(Stored records)
/---

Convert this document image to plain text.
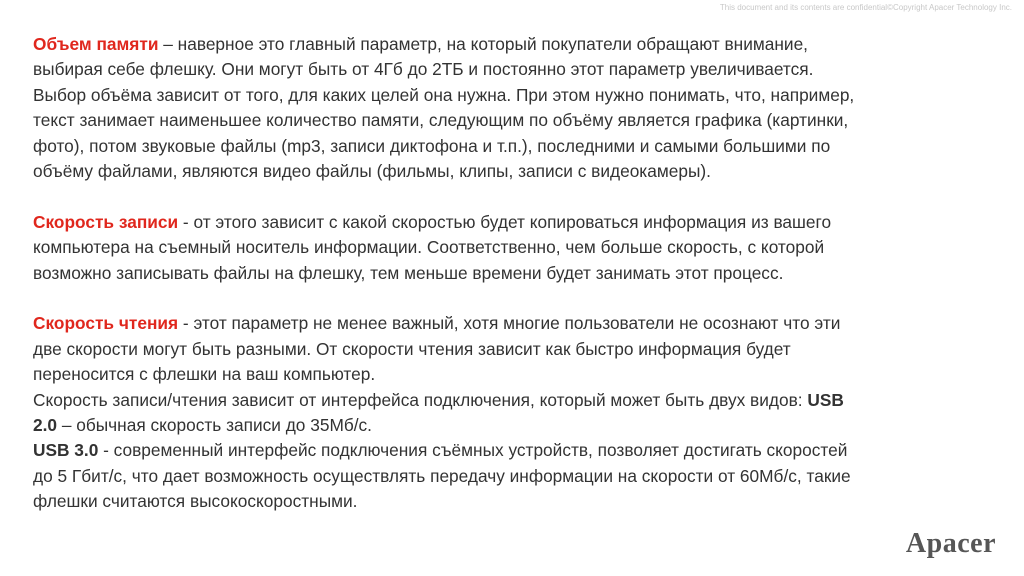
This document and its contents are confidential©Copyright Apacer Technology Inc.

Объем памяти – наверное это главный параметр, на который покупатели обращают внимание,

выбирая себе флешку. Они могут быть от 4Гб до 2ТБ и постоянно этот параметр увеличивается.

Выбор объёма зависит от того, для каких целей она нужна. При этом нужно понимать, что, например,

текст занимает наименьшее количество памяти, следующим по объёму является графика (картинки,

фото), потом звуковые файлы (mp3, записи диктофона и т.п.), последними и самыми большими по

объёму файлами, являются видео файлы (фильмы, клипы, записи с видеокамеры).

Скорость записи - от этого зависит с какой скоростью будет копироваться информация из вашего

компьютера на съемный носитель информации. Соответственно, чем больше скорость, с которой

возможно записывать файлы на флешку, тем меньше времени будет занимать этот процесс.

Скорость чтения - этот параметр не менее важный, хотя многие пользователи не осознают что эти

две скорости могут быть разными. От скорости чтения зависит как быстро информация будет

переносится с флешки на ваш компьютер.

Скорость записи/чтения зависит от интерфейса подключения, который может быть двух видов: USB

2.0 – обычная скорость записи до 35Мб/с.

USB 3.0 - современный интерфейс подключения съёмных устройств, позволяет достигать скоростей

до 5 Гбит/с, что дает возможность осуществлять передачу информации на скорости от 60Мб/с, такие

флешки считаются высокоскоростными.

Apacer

\---

◆ **Goal**:
Search the lines for "информация". Copy each line that has it.

◆ **Answer**:
Скорость записи - от этого зависит с какой скоростью будет копироваться информация из вашего
две скорости могут быть разными. От скорости чтения зависит как быстро информация будет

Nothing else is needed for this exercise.